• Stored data
════

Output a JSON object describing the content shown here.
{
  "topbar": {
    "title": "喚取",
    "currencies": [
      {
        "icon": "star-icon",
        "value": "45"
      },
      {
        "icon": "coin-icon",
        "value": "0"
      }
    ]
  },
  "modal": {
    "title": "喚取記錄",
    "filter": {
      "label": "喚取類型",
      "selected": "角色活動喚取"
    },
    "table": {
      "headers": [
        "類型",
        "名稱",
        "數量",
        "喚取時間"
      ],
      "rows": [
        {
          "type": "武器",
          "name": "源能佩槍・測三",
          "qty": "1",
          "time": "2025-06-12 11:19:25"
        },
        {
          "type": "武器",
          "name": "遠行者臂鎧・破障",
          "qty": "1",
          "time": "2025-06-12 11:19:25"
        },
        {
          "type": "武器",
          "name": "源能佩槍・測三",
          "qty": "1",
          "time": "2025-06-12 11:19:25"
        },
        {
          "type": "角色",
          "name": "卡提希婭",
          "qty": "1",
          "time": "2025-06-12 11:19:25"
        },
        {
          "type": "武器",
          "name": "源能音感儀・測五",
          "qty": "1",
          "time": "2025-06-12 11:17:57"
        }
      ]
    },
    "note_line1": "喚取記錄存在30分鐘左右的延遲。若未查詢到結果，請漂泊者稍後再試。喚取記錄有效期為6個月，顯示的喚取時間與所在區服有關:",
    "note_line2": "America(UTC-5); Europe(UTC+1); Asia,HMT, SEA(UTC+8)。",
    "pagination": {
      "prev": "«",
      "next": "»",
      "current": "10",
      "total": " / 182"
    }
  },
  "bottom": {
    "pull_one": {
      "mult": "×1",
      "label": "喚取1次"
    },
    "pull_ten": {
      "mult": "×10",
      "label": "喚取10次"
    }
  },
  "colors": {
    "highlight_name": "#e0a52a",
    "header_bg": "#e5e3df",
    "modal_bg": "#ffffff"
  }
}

════

• What you are asked to do
Transcribe the data above in full, exactly.

• Solution for this problem
Output a JSON object describing the content shown here.
{
  "topbar": {
    "title": "喚取",
    "currencies": [
      {
        "icon": "star-icon",
        "value": "45"
      },
      {
        "icon": "coin-icon",
        "value": "0"
      }
    ]
  },
  "modal": {
    "title": "喚取記錄",
    "filter": {
      "label": "喚取類型",
      "selected": "角色活動喚取"
    },
    "table": {
      "headers": [
        "類型",
        "名稱",
        "數量",
        "喚取時間"
      ],
      "rows": [
        {
          "type": "武器",
          "name": "源能佩槍・測三",
          "qty": "1",
          "time": "2025-06-12 11:19:25"
        },
        {
          "type": "武器",
          "name": "遠行者臂鎧・破障",
          "qty": "1",
          "time": "2025-06-12 11:19:25"
        },
        {
          "type": "武器",
          "name": "源能佩槍・測三",
          "qty": "1",
          "time": "2025-06-12 11:19:25"
        },
        {
          "type": "角色",
          "name": "卡提希婭",
          "qty": "1",
          "time": "2025-06-12 11:19:25"
        },
        {
          "type": "武器",
          "name": "源能音感儀・測五",
          "qty": "1",
          "time": "2025-06-12 11:17:57"
        }
      ]
    },
    "note_line1": "喚取記錄存在30分鐘左右的延遲。若未查詢到結果，請漂泊者稍後再試。喚取記錄有效期為6個月，顯示的喚取時間與所在區服有關:",
    "note_line2": "America(UTC-5); Europe(UTC+1); Asia,HMT, SEA(UTC+8)。",
    "pagination": {
      "prev": "«",
      "next": "»",
      "current": "10",
      "total": " / 182"
    }
  },
  "bottom": {
    "pull_one": {
      "mult": "×1",
      "label": "喚取1次"
    },
    "pull_ten": {
      "mult": "×10",
      "label": "喚取10次"
    }
  },
  "colors": {
    "highlight_name": "#e0a52a",
    "header_bg": "#e5e3df",
    "modal_bg": "#ffffff"
  }
}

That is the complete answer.